- [Exercise aim] Carry on the review of the Holman Hunt catalogue from the end of its last paragraph, keeping to its subject and manner.

- [Reading text]
--

Hunt's crucial role in shaping the focus of the first, Ruskin-inspired generation of PreRaphaelite activity is without doubt the best known aspect of his work, but Judith Bronkhurst amplifies this familiar story by revealing much about the aspiring artist before he assumed his Pre-Raphaelite Brotherhood identity, tracking down many of the student copies he made of Old Master paintings.

We learn more, too, about the exacting requirements of painting in oils in the open air — addressing 'healthy nature' — which Hunt undertook in the early years of the 1850s for memorable paintings like 'The Hireling Shepherd' and 'Our English Coast, 1852 (Strayed Sheep)'. As well as the celebrated pictures themselves, the catalogue reproduces many of the specially designed frames that Hunt commissioned for his paintings, which became further augmented with appropriate motifs, like the sheaves of wheat and corn on the 'Hireling Shepherd', or with instructive texts.

It is the latter didactic characteristic that perhaps, more than anything else, has limited Hunt's appeal in recent times, taken in conjunction with the mirthless fundamentalism of his religious subject matter. Contemporary writers have ridiculed 'The Shadow of Death', which, like 'The Light of the World', reached a massive audience of devout Britons through touring exhibitions, or in its engraved form. But for Alan Hollinghurst and Alan Bennett the prefiguring of Christ's crucifixion in the shadow of the outstretched limbs of the carpenter's son is merely crass, rather than subtly resonant.

Nonetheless, Hunt's art was crucially transformed by his 'intense' conversion, which induced him to leave Britain to paint the scenes of the Bible. Both in Egypt and the Holy Land, he was inspired by the people and the strangely alien landscape, with its strong light, and he produced there, or at least began, some of the most fascinating and beautiful Orientalist paintings created by any 19th-century British artist. Judith Bronkhurst's catalogue illustrates and discusses this series of paintings, culminating in the spectacularly chaotic scene of 'The Miracle of Sacred Fire in the Church of the Sepulchre, Jerusalem', a mind-boggling work, filled with countless figures, which preoccupied Hunt throughout the 1890s. Though he was only an occasional watercolourist, the body of work he produced during his Eastern travels, assembled here for the first time, proves to be inventive and wide-ranging. Hunt's time in the Middle East also resulted in the growth of his sagelike beard, which he adopted as a means of keeping overly amorous Arabs at bay. But he had to resort to more dramatic measures while painting in situ, cradling a gun in his lap while he worked on another inescapable Victorian image, 'The Scapegoat'.

--

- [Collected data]
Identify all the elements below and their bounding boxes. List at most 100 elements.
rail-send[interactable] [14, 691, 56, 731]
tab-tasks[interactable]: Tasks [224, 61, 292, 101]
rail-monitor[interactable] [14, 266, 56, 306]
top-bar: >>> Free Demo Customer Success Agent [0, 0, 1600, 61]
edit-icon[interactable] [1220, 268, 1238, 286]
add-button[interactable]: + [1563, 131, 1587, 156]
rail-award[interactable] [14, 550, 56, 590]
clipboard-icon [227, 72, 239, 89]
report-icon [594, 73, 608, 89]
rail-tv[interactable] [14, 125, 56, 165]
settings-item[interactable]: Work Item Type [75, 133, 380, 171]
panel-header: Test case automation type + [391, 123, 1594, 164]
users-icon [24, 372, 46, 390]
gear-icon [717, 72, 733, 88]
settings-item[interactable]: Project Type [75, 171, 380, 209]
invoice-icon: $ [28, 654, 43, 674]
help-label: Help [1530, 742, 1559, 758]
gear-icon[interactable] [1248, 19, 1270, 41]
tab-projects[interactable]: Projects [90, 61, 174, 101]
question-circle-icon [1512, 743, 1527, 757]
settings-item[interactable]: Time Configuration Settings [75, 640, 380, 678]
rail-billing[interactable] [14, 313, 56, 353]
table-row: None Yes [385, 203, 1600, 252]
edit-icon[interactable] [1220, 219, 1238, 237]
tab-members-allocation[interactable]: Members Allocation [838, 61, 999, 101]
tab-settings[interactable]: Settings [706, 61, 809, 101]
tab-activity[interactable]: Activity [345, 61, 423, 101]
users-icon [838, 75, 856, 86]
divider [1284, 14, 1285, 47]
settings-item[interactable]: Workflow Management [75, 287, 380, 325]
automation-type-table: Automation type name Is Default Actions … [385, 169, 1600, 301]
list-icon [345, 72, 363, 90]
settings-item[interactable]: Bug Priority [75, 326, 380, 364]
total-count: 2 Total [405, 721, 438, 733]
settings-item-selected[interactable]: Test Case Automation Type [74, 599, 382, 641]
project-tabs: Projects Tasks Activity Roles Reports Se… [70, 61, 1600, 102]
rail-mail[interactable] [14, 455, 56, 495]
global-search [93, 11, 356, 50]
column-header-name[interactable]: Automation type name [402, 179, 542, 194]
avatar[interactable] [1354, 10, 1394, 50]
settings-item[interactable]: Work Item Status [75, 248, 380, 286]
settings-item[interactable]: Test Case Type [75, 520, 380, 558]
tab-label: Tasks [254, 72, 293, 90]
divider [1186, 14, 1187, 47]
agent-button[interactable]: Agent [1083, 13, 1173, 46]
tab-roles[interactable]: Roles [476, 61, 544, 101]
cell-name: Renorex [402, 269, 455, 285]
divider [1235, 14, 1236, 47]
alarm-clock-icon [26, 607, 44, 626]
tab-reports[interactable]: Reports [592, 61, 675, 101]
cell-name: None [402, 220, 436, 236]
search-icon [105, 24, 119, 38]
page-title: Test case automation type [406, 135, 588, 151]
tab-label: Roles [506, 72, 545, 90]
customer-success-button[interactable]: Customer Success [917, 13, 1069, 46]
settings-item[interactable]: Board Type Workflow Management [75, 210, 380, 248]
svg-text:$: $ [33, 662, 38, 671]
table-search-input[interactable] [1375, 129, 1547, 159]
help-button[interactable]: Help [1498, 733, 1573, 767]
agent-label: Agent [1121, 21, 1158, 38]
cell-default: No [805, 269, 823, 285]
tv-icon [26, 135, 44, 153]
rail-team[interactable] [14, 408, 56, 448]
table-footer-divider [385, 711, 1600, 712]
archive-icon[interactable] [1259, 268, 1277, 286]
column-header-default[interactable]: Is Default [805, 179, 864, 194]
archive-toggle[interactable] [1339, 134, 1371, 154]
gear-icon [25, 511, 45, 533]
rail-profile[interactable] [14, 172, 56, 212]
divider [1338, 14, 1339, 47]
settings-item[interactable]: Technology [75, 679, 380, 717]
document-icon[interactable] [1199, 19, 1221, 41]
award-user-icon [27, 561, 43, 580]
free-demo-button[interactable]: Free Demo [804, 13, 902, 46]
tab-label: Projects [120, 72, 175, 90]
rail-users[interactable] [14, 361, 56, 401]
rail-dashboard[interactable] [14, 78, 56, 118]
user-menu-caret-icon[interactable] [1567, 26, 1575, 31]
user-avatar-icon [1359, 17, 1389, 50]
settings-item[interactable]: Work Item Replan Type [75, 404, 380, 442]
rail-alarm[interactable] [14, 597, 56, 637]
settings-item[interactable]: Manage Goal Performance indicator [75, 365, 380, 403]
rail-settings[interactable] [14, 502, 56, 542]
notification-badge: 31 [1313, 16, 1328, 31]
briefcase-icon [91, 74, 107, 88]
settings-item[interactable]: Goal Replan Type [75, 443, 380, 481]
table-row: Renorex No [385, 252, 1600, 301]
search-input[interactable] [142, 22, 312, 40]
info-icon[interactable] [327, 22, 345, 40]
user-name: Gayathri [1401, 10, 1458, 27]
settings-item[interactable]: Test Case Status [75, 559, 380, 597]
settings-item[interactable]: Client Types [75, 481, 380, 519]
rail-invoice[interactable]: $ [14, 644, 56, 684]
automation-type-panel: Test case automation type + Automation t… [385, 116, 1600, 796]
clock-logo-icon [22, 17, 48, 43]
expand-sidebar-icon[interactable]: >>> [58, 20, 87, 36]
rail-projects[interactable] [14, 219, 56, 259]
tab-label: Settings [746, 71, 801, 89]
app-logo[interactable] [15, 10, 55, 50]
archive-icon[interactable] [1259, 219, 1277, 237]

--

- [Expected output]
Looking through the high-quality reproductions in these two volumes (one devoted to oils; the other to watercolours), it becomes clear that Hunt remained absolutely true to his Pre-Raphaelite principles. The exacting process of creating his pictures undoubtedly took its toll on him physically and mentally. Happily, however, he was ultimately rewarded with popularity and acclaim, especially at the end of his life, when he exhibited at the first Venice Biennale.

If today Hunt's art has lost the buzz of its contemporary context, we should not be surprised, given his ability to translate the ideas and beliefs of a specific era into paint. But, in fact, there was then, too, a sense of qualified praise for his achievement. An 1886 piece in The Spectator concluded, 'Never, perhaps, in the history of Art were there great pictures with which it was so easy to find fault, and which it was so impossible to disregard.' Indeed, whether one likes them or not, Hunt unquestionably produced some of the most significant images in British painting in the second half of the 19th century.

As a result, this outstanding book, winner of the 2006 Berger Prize, is invaluable for anyone trying to understand Victorian art, and, moreover, for anyone interested in that period in general. Now that Judith Bronkhurst has completed her tireless mission, others have already been inspired and we can look forward to exhibitions in 2008 at Tate Britain and at Manchester City Art Gallery, which will showcase Hunt's work for a new generation.